Write out the data again exactly, skipping every picture.

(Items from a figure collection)
----------

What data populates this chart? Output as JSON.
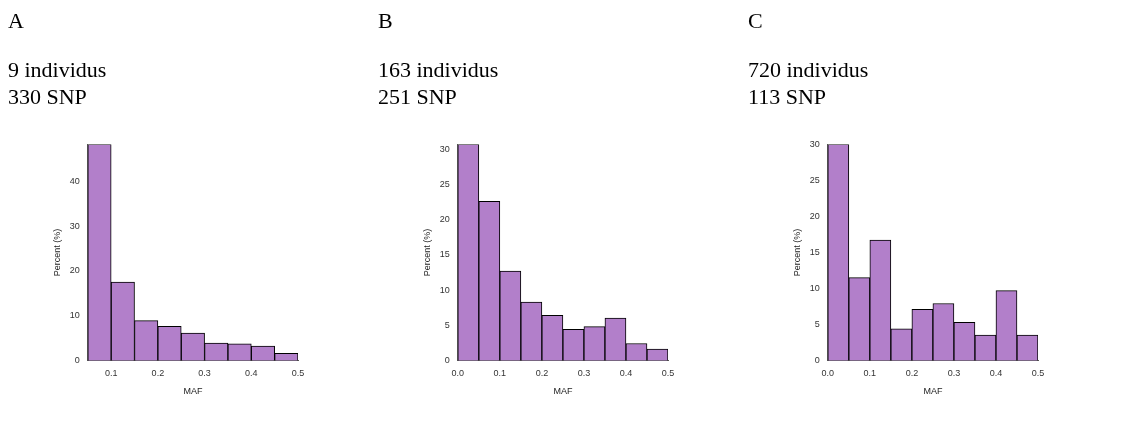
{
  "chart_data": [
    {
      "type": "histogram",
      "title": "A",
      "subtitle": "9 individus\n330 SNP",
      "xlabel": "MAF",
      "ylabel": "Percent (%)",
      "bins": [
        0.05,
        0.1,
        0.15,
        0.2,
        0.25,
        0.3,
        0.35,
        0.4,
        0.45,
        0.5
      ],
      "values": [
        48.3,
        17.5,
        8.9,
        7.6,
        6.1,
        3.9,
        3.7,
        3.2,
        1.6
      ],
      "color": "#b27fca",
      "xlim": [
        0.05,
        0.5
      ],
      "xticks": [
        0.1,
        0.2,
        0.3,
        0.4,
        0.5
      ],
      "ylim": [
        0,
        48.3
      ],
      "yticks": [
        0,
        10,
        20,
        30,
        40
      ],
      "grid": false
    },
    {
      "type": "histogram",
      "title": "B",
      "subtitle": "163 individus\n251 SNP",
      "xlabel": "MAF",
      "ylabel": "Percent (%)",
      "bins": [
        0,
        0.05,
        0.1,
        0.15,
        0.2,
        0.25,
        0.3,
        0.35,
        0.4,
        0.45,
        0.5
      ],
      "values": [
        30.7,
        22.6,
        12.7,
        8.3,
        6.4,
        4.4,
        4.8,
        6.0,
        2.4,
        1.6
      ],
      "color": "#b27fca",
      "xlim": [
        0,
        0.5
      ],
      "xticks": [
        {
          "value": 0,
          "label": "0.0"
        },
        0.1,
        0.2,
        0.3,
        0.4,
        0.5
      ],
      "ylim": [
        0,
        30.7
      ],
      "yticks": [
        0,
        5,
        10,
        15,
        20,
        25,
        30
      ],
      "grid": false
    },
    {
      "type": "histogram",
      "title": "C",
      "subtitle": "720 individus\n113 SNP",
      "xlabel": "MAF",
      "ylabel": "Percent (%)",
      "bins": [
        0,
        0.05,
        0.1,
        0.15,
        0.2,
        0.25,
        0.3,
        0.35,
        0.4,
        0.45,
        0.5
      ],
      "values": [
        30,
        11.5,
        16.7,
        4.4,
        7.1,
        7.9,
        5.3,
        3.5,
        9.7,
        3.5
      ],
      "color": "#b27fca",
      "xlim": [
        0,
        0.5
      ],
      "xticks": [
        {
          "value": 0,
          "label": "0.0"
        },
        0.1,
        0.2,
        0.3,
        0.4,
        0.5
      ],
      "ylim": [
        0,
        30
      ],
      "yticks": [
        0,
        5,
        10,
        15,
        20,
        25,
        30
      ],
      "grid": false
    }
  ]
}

----------

### THE REPLY
What data populates this chart? Output as JSON.
{
  "chart_data": [
    {
      "type": "histogram",
      "title": "A",
      "subtitle": "9 individus\n330 SNP",
      "xlabel": "MAF",
      "ylabel": "Percent (%)",
      "bins": [
        0.05,
        0.1,
        0.15,
        0.2,
        0.25,
        0.3,
        0.35,
        0.4,
        0.45,
        0.5
      ],
      "values": [
        48.3,
        17.5,
        8.9,
        7.6,
        6.1,
        3.9,
        3.7,
        3.2,
        1.6
      ],
      "color": "#b27fca",
      "xlim": [
        0.05,
        0.5
      ],
      "xticks": [
        0.1,
        0.2,
        0.3,
        0.4,
        0.5
      ],
      "ylim": [
        0,
        48.3
      ],
      "yticks": [
        0,
        10,
        20,
        30,
        40
      ],
      "grid": false
    },
    {
      "type": "histogram",
      "title": "B",
      "subtitle": "163 individus\n251 SNP",
      "xlabel": "MAF",
      "ylabel": "Percent (%)",
      "bins": [
        0,
        0.05,
        0.1,
        0.15,
        0.2,
        0.25,
        0.3,
        0.35,
        0.4,
        0.45,
        0.5
      ],
      "values": [
        30.7,
        22.6,
        12.7,
        8.3,
        6.4,
        4.4,
        4.8,
        6.0,
        2.4,
        1.6
      ],
      "color": "#b27fca",
      "xlim": [
        0,
        0.5
      ],
      "xticks": [
        {
          "value": 0,
          "label": "0.0"
        },
        0.1,
        0.2,
        0.3,
        0.4,
        0.5
      ],
      "ylim": [
        0,
        30.7
      ],
      "yticks": [
        0,
        5,
        10,
        15,
        20,
        25,
        30
      ],
      "grid": false
    },
    {
      "type": "histogram",
      "title": "C",
      "subtitle": "720 individus\n113 SNP",
      "xlabel": "MAF",
      "ylabel": "Percent (%)",
      "bins": [
        0,
        0.05,
        0.1,
        0.15,
        0.2,
        0.25,
        0.3,
        0.35,
        0.4,
        0.45,
        0.5
      ],
      "values": [
        30,
        11.5,
        16.7,
        4.4,
        7.1,
        7.9,
        5.3,
        3.5,
        9.7,
        3.5
      ],
      "color": "#b27fca",
      "xlim": [
        0,
        0.5
      ],
      "xticks": [
        {
          "value": 0,
          "label": "0.0"
        },
        0.1,
        0.2,
        0.3,
        0.4,
        0.5
      ],
      "ylim": [
        0,
        30
      ],
      "yticks": [
        0,
        5,
        10,
        15,
        20,
        25,
        30
      ],
      "grid": false
    }
  ]
}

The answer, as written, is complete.